Aim:
Copy out each line of the data that holds the word "진드기를".

* * * *

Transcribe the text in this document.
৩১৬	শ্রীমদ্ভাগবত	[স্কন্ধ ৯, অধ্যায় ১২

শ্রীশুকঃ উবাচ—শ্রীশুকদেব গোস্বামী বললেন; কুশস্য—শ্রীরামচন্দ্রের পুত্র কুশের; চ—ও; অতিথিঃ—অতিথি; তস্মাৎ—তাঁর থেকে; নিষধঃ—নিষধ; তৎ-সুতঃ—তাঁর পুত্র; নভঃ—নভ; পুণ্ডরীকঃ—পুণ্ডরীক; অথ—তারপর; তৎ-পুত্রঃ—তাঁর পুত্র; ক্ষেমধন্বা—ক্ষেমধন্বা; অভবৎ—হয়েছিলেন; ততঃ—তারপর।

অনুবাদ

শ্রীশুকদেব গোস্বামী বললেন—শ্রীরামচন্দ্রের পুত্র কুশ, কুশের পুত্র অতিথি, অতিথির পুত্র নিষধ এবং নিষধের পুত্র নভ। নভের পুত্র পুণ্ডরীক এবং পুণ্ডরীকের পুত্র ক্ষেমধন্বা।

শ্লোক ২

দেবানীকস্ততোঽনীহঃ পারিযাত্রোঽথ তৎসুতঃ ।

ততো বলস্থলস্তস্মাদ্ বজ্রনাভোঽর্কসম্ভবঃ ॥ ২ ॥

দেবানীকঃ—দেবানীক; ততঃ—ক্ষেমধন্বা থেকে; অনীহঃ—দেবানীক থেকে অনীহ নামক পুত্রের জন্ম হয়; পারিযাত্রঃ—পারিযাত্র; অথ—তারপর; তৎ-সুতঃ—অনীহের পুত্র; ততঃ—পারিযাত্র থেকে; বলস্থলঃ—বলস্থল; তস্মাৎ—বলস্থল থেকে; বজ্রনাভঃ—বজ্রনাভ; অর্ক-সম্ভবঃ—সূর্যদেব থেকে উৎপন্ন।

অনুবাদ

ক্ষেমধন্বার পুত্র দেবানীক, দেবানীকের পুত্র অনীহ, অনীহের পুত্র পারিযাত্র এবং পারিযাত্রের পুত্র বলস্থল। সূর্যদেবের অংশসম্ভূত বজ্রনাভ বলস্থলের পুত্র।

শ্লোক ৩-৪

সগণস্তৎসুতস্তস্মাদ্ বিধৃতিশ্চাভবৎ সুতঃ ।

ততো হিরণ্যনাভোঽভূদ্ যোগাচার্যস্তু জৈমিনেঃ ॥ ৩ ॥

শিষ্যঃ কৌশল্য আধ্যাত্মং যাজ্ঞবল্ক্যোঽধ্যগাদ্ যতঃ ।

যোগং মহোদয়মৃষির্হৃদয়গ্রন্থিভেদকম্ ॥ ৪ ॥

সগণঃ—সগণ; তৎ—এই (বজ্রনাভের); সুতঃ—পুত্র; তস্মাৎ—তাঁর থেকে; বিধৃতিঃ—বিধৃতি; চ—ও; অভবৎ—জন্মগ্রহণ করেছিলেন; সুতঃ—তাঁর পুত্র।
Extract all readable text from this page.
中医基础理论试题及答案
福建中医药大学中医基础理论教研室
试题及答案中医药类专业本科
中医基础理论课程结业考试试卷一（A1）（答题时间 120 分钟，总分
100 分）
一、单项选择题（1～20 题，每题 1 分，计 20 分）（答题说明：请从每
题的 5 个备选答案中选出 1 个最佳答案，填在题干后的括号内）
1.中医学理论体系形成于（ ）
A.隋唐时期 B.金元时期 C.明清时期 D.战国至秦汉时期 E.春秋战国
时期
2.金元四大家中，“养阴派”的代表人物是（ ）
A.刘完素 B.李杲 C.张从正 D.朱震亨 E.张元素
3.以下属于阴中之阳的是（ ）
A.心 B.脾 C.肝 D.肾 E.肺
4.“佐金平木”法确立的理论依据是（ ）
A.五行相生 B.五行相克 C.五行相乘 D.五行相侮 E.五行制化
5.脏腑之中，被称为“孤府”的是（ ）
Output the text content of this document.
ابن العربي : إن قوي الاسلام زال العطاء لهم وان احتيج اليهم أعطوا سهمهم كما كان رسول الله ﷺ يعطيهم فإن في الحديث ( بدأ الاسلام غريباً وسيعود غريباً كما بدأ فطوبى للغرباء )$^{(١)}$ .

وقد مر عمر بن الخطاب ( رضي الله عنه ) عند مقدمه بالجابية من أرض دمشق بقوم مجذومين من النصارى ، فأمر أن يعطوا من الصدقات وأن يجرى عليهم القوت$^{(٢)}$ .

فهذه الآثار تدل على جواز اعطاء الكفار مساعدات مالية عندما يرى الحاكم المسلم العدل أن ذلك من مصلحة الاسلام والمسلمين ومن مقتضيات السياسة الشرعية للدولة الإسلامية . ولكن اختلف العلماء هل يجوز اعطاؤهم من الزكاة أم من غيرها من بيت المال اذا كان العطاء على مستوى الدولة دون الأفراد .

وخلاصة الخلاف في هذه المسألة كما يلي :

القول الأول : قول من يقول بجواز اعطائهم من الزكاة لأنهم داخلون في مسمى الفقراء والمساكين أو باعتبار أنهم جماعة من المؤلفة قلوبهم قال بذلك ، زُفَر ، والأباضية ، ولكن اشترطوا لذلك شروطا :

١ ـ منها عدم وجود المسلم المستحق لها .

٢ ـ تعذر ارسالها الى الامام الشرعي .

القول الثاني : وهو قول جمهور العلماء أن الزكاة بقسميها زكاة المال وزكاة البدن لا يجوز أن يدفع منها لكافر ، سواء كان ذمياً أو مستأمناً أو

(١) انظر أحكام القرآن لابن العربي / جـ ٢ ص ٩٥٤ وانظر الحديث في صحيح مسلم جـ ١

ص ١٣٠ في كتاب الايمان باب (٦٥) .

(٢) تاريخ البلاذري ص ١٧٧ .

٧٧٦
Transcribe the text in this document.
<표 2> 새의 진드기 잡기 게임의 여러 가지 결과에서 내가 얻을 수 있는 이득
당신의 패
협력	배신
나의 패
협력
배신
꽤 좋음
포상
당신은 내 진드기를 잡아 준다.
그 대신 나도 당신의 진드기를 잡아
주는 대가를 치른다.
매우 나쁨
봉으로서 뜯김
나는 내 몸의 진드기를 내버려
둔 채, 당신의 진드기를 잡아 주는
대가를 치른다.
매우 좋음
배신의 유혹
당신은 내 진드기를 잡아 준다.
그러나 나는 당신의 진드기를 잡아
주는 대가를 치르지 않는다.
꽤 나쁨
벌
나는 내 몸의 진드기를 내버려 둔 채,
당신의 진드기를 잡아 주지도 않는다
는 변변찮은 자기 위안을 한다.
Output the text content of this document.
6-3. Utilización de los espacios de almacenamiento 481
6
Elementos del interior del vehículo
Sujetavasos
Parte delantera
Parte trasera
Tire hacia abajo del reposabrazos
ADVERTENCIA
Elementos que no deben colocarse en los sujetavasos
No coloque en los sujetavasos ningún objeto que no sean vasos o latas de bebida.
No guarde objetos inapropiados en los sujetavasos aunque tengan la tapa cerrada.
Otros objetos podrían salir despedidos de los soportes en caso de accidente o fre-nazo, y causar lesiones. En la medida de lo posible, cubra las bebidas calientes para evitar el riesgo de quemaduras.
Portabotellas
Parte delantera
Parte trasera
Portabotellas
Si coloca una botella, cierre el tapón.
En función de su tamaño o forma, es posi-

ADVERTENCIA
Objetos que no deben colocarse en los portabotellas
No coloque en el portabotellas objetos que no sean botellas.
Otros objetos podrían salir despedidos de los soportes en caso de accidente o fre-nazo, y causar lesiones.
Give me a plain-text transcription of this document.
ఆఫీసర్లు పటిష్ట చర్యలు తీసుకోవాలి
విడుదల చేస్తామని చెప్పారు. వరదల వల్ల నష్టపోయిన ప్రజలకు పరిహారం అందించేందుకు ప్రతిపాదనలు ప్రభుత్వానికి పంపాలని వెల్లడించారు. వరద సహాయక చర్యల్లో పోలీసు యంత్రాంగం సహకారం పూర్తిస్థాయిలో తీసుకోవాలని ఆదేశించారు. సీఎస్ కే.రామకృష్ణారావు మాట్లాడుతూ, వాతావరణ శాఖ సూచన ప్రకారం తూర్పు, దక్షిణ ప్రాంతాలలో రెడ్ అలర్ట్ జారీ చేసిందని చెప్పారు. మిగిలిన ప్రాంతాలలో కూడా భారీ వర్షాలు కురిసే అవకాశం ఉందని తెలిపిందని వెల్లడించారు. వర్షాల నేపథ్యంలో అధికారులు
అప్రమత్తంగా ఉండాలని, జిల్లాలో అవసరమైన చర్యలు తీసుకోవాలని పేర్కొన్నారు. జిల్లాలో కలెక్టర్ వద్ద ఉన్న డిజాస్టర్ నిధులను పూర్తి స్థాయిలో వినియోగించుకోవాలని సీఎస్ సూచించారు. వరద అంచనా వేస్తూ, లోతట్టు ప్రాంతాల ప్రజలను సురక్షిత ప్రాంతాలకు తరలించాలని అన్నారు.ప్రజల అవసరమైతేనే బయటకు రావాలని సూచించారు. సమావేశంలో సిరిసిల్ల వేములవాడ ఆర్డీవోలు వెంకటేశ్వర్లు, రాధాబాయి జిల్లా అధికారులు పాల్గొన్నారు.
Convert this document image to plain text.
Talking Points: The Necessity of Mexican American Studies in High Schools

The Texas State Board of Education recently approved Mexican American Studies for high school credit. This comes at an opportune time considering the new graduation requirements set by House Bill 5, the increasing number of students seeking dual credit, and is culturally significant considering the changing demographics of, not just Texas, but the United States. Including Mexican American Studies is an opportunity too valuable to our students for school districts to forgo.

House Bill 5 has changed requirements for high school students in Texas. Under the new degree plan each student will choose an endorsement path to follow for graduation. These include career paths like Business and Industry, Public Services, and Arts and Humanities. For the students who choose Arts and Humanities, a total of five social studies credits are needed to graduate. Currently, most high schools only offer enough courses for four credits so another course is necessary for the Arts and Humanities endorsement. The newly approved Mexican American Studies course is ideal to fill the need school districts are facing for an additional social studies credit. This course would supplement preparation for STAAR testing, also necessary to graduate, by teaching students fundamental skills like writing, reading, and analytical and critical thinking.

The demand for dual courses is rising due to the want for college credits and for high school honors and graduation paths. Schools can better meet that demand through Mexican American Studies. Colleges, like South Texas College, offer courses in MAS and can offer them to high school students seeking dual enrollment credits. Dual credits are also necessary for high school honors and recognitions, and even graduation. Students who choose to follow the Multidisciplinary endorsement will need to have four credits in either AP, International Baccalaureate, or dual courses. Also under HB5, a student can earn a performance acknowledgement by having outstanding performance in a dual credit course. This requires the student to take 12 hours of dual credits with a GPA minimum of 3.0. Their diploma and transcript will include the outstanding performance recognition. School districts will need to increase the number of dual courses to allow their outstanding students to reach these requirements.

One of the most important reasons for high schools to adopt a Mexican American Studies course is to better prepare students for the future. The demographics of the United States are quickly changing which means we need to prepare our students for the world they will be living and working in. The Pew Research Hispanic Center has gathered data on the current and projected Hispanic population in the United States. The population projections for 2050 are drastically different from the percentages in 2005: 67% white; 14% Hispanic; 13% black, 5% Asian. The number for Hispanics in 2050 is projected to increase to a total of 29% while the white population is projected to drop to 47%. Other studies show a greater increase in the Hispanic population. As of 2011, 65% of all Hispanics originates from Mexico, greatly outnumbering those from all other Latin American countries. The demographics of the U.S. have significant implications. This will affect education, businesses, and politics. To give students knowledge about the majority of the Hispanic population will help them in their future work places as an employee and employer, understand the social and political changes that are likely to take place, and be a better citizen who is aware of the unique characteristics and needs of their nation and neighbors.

* * * *

Solved exercise:
당신은 내 진드기를 잡아 준다.
그 대신 나도 당신의 진드기를 잡아
나는 내 몸의 진드기를 내버려
둔 채, 당신의 진드기를 잡아 주는
당신은 내 진드기를 잡아 준다.
그러나 나는 당신의 진드기를 잡아
나는 내 몸의 진드기를 내버려 둔 채,
당신의 진드기를 잡아 주지도 않는다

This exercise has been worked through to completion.